** START OF Data for processing **

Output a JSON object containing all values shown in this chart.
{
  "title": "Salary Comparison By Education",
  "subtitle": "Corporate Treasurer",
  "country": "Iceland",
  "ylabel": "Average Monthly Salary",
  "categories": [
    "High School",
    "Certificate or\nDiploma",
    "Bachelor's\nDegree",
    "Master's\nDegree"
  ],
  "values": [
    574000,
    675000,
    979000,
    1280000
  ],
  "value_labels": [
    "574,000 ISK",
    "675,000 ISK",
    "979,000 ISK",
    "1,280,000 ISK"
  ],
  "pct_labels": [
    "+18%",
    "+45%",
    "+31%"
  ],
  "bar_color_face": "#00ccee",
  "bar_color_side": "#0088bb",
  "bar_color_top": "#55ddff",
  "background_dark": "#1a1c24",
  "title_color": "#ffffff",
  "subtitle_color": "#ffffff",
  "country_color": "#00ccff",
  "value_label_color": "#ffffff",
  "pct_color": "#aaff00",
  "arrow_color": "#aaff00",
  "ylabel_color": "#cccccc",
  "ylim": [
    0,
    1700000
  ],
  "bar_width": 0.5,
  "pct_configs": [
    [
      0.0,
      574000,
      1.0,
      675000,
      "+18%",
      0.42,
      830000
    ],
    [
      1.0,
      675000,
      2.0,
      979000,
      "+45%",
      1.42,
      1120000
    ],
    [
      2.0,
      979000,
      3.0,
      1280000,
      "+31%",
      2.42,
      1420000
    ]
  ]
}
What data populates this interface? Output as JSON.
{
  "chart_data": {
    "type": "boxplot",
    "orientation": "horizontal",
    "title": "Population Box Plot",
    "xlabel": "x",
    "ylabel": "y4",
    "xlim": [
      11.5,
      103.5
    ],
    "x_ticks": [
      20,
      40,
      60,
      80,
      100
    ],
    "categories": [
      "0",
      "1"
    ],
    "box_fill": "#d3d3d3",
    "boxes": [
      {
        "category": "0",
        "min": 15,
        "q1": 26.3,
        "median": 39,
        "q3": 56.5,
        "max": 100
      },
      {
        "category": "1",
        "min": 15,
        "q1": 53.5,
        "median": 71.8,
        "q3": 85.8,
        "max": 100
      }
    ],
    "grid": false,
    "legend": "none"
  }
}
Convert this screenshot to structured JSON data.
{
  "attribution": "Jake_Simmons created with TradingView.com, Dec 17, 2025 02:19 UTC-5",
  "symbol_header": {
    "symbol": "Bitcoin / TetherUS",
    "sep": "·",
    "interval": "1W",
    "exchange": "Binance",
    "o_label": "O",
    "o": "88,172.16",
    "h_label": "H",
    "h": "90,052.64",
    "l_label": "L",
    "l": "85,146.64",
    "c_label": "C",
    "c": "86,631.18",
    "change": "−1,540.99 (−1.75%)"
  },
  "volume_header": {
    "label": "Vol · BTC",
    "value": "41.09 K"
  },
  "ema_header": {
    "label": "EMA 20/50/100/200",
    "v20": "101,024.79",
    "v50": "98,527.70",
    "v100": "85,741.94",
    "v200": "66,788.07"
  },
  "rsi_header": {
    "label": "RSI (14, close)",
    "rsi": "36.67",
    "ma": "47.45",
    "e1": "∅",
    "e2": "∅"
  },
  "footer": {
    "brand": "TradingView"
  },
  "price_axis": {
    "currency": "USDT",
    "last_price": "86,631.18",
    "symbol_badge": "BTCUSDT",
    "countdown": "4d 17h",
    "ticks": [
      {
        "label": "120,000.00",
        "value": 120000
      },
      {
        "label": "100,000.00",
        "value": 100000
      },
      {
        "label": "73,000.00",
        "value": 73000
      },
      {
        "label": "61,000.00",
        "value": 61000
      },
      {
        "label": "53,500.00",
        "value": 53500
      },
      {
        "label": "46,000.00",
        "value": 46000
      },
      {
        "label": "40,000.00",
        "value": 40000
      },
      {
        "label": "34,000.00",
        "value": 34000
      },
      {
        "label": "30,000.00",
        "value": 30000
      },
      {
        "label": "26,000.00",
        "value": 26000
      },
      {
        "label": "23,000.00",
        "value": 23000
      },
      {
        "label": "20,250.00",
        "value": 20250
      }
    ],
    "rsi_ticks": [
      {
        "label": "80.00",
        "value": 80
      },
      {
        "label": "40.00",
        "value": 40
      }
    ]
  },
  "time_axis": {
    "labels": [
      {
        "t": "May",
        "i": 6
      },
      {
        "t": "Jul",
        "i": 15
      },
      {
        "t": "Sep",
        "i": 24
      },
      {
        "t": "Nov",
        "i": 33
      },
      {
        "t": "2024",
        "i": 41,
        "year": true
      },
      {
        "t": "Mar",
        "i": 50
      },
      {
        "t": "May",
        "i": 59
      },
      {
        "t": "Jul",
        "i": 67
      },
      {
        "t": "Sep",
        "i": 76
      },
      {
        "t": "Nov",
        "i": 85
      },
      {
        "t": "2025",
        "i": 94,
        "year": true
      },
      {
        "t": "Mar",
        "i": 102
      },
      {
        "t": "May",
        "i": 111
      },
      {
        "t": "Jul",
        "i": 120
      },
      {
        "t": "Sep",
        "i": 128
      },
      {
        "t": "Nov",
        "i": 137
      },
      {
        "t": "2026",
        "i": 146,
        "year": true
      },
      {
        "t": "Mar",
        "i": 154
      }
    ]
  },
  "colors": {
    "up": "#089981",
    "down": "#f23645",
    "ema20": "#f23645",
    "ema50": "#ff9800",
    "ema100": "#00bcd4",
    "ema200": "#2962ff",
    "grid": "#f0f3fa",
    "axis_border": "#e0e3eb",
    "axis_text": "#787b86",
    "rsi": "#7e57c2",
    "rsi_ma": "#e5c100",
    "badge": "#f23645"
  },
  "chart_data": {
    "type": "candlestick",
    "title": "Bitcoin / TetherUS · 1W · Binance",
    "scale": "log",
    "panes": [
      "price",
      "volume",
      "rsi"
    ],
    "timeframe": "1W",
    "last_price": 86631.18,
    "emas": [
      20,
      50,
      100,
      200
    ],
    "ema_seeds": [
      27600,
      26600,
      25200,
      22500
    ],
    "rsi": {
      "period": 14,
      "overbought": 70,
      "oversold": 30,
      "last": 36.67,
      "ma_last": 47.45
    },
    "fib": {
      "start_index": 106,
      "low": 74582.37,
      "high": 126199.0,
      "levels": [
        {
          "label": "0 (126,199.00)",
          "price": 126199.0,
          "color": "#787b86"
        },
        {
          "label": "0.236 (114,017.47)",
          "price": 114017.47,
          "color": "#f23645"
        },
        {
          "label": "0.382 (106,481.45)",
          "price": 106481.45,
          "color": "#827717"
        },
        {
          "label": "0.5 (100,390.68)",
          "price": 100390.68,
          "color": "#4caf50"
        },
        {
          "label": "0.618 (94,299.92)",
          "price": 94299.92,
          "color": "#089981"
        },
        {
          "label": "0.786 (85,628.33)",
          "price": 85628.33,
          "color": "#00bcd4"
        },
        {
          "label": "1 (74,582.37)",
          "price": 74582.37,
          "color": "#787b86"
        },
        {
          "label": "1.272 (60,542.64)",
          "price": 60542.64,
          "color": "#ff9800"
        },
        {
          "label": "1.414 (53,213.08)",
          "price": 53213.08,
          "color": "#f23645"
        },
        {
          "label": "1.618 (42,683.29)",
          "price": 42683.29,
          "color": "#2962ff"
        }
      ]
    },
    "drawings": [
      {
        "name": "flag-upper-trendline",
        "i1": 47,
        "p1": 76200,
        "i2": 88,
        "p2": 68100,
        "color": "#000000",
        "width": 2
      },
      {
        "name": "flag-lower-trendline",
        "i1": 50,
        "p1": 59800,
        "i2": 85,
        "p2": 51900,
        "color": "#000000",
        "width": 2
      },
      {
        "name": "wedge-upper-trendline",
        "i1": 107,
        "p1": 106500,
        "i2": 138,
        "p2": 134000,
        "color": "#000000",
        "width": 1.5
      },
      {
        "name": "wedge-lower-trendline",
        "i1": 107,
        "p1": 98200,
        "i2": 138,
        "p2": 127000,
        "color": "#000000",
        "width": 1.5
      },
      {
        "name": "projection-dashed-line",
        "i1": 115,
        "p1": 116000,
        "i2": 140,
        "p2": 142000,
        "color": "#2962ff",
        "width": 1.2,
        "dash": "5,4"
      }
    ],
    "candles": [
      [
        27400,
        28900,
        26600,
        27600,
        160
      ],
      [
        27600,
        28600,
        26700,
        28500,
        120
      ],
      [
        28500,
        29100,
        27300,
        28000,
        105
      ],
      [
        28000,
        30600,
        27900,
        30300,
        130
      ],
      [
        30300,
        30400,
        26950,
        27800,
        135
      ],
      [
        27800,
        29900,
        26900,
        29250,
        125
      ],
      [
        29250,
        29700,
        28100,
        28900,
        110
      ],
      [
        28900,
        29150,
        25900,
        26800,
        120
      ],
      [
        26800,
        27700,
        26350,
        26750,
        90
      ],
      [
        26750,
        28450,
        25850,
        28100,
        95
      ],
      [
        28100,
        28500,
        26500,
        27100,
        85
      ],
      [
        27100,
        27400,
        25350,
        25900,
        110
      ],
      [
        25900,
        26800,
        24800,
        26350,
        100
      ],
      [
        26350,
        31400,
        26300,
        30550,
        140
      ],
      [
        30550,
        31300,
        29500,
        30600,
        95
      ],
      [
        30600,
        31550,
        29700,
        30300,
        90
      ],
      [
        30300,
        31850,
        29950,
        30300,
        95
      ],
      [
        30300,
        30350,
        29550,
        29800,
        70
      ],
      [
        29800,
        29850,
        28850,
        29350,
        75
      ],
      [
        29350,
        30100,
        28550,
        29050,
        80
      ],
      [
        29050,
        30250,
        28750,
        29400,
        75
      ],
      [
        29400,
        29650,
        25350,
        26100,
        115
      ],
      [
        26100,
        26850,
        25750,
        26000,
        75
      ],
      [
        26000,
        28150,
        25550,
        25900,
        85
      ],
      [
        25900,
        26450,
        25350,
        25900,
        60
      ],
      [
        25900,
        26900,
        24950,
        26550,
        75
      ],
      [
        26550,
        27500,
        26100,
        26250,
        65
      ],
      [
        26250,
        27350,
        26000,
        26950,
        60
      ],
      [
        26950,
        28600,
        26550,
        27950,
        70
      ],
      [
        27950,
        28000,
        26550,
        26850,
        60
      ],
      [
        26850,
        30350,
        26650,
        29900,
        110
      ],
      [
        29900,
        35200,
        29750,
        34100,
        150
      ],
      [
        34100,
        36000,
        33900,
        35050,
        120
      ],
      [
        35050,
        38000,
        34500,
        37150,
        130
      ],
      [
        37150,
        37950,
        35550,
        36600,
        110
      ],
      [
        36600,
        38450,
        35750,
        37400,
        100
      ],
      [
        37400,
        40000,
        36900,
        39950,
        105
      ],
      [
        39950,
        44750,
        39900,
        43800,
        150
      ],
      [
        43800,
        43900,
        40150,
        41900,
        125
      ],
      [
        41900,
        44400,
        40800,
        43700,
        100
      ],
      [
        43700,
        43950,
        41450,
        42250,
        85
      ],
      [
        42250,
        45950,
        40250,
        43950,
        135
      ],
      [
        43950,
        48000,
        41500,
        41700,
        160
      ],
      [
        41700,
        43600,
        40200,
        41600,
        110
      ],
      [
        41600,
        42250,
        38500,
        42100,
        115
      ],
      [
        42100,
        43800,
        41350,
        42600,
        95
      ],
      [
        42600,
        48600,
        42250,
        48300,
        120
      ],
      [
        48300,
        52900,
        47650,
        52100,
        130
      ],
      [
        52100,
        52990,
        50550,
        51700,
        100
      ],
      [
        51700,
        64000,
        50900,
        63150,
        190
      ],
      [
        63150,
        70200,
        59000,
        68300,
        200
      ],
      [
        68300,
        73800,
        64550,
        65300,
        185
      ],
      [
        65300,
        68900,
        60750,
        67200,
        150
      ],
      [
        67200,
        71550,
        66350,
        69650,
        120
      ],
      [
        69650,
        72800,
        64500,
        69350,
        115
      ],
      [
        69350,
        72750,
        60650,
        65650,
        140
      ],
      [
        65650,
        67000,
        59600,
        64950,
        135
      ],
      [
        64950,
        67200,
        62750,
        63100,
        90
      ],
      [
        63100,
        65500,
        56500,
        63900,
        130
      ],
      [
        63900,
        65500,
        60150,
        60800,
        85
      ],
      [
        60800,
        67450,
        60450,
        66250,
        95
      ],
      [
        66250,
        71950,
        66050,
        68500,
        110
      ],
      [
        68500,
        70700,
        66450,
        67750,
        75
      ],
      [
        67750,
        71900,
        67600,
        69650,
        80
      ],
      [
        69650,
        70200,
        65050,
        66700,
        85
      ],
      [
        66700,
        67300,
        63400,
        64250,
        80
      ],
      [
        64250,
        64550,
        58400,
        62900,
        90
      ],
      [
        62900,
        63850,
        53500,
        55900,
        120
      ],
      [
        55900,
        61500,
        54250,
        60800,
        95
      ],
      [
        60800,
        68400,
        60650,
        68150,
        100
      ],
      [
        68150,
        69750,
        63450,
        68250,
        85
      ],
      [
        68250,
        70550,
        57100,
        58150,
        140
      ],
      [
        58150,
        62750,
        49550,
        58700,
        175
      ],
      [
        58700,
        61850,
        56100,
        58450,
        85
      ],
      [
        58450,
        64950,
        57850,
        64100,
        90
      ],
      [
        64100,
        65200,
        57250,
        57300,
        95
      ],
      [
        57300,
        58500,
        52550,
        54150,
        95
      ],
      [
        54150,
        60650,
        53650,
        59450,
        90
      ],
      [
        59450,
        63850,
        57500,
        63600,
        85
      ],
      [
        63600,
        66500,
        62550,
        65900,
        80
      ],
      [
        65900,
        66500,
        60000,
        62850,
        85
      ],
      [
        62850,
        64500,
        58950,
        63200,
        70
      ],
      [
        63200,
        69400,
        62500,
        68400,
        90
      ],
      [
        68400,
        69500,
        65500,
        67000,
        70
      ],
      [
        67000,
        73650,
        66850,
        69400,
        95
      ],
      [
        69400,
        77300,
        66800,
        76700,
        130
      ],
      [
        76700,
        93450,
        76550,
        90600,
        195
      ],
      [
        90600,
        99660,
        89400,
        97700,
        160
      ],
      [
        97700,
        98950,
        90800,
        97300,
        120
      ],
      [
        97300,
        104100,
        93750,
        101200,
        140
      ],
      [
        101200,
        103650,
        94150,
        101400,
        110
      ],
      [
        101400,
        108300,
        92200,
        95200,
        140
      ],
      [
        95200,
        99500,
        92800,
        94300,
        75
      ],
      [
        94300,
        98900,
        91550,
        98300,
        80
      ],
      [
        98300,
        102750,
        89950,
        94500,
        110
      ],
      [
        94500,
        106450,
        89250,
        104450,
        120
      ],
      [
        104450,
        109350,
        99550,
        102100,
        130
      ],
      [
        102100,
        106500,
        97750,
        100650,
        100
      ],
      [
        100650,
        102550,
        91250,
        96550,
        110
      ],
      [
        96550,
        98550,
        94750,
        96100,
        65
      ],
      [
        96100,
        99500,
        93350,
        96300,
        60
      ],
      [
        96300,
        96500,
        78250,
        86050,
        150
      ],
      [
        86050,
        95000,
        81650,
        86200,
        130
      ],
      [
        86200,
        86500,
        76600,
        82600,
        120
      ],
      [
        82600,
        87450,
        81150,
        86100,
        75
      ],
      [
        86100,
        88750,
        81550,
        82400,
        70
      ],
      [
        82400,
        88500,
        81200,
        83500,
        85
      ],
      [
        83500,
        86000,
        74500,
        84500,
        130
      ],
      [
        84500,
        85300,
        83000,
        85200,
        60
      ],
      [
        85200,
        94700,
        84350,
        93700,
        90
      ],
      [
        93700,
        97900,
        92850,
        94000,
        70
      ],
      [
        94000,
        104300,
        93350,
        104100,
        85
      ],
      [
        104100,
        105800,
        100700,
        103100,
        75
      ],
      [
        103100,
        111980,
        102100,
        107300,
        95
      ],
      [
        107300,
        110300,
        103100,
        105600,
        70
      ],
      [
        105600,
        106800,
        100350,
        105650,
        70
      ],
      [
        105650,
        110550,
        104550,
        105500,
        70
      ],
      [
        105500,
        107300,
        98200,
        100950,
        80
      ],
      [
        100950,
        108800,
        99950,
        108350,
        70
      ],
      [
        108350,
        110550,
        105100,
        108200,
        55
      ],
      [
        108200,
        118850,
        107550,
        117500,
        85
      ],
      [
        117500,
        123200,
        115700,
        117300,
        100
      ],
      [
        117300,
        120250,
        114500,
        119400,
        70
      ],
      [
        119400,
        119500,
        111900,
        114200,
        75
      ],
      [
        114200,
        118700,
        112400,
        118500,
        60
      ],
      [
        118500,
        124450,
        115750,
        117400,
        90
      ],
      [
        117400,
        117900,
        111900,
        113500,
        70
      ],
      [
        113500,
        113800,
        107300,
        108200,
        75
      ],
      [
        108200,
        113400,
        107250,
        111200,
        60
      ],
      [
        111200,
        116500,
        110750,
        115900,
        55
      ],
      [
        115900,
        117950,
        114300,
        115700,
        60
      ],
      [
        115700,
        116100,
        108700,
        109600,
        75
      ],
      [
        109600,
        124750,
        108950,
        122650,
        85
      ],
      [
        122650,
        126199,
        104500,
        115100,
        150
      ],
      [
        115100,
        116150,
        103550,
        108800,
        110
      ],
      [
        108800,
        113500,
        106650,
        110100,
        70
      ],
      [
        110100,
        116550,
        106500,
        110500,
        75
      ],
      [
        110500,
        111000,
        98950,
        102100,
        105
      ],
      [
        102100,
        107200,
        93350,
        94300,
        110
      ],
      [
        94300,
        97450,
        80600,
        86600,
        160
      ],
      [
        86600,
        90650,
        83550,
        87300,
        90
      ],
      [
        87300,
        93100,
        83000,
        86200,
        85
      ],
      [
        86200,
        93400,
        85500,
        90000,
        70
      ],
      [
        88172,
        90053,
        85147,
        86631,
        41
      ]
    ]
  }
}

** END OF Data for processing **

**Instruction:** Pull out each line containing the word "upper" and copy it.

**The output:**
        "name": "flag-upper-trendline",
        "name": "wedge-upper-trendline",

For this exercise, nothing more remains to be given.